■ Goal ■
Which lines contain the string "height"? Please list every one of them.

■ Input ■
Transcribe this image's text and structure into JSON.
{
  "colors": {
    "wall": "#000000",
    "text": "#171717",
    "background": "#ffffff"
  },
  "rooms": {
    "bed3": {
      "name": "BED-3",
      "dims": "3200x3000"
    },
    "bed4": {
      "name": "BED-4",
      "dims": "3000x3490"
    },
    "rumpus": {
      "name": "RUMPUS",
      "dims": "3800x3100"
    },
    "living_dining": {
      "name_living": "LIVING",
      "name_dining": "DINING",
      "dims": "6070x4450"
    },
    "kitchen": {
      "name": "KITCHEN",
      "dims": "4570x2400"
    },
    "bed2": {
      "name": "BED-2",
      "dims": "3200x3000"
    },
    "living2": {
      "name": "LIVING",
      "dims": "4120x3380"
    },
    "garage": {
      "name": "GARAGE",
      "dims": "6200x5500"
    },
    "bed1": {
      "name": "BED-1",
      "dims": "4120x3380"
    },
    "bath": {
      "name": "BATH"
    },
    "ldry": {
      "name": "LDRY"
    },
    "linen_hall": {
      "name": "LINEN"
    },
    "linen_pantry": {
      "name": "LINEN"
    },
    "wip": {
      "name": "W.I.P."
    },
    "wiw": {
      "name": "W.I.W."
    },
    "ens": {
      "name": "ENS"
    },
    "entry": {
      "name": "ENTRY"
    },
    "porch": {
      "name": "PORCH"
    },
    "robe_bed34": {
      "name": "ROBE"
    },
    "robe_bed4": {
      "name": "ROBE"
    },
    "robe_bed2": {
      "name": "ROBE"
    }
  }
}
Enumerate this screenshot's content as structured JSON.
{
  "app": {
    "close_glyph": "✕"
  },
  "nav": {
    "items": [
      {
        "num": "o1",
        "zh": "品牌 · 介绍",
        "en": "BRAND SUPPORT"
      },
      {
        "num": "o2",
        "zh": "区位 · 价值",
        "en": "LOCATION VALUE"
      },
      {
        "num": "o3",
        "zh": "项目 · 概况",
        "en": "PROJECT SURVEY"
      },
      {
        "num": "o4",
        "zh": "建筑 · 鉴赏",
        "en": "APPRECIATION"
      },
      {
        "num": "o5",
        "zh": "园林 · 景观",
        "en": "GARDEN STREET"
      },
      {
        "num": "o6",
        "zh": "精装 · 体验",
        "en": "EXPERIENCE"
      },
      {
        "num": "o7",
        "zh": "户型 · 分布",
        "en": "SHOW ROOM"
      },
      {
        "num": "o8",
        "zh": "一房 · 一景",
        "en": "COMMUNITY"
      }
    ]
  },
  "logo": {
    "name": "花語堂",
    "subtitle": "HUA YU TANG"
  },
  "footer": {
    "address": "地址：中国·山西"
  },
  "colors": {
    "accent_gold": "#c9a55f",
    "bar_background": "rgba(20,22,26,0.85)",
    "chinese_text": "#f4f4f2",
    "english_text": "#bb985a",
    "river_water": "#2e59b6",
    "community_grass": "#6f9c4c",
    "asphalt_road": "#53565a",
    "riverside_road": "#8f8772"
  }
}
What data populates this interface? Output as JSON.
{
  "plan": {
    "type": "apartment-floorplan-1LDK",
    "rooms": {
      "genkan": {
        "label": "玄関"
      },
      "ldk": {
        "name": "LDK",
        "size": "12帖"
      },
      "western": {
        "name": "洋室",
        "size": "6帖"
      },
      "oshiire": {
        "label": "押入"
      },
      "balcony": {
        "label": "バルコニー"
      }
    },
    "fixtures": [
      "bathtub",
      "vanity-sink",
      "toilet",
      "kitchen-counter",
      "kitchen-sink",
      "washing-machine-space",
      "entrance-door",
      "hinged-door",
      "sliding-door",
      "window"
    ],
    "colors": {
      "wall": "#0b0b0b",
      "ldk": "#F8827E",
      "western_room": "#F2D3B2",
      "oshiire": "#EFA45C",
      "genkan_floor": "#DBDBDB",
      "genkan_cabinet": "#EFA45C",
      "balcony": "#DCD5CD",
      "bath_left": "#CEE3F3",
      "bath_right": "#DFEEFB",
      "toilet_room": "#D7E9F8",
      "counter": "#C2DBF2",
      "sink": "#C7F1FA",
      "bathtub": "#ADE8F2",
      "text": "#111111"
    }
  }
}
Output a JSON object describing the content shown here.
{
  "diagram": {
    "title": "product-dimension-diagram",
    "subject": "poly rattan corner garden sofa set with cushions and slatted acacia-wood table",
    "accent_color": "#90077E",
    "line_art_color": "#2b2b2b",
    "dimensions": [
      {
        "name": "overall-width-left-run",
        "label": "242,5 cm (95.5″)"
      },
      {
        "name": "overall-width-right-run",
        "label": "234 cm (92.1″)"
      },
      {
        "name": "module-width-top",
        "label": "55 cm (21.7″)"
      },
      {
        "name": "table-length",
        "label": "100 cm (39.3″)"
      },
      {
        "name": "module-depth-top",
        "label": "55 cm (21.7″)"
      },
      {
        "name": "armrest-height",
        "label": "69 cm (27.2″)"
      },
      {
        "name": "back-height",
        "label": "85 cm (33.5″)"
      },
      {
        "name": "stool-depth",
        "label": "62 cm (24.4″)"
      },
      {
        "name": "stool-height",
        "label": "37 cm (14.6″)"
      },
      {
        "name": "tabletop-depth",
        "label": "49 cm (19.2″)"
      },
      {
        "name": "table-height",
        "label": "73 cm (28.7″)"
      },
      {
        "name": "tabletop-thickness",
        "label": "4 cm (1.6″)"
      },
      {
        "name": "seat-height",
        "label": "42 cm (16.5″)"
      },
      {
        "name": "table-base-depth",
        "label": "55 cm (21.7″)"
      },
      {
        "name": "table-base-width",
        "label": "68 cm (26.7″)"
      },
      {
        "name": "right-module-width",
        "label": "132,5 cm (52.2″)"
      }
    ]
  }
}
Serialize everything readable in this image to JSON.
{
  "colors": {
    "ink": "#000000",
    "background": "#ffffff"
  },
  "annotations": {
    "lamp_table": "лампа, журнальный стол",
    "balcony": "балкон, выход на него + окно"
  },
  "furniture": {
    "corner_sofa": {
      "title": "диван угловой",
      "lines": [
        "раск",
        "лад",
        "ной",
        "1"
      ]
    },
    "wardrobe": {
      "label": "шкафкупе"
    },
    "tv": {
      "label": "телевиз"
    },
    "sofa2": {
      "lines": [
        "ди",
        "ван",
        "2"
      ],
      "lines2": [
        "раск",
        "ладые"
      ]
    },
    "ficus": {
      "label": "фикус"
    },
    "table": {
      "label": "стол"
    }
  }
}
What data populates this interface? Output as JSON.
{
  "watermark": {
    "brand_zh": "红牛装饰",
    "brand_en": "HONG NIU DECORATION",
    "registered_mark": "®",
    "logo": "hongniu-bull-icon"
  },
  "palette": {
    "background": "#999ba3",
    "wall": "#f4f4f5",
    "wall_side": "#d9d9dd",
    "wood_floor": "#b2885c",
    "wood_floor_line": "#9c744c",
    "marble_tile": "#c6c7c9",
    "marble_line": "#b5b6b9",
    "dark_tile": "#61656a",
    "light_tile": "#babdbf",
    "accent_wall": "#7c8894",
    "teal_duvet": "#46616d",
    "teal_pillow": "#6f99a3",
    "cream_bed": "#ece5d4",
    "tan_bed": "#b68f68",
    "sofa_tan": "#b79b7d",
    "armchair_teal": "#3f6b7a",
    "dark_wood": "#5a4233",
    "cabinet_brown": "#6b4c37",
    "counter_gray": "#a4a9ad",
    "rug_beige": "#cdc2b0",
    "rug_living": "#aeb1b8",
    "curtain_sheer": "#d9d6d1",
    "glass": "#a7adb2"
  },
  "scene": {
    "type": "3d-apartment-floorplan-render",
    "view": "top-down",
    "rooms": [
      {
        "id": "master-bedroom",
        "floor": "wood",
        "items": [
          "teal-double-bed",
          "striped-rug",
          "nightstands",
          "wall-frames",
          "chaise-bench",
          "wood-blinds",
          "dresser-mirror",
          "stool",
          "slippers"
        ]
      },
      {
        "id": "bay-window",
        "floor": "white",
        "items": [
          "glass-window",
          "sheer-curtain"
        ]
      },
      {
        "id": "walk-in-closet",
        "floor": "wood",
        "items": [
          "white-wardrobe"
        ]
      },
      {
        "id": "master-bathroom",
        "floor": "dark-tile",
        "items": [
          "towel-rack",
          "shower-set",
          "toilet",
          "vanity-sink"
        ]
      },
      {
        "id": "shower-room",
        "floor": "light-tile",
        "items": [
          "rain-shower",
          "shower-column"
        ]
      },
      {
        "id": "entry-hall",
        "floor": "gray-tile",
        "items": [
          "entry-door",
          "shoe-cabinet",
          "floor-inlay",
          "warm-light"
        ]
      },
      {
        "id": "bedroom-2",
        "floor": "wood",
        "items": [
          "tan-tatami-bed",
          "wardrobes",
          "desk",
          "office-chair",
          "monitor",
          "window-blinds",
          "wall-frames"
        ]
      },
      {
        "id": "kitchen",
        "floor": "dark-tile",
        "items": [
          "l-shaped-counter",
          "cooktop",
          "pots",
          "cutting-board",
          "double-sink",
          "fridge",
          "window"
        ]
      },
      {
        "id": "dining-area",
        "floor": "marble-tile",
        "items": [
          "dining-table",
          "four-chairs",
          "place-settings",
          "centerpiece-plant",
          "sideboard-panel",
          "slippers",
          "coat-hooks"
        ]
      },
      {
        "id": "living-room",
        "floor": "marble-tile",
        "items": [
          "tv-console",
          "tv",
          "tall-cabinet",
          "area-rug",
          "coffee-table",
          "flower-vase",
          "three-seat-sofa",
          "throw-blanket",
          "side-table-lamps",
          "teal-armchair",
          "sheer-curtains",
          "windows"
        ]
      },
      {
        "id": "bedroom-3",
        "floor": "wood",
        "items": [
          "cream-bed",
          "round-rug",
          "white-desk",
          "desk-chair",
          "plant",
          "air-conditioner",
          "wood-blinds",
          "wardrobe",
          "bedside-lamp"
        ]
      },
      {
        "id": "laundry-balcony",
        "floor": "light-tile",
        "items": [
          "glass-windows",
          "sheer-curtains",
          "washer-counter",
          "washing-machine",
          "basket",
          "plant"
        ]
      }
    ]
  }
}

■ Result of this exercise ■
        "name": "armrest-height",
        "name": "back-height",
        "name": "stool-height",
        "name": "table-height",
        "name": "seat-height",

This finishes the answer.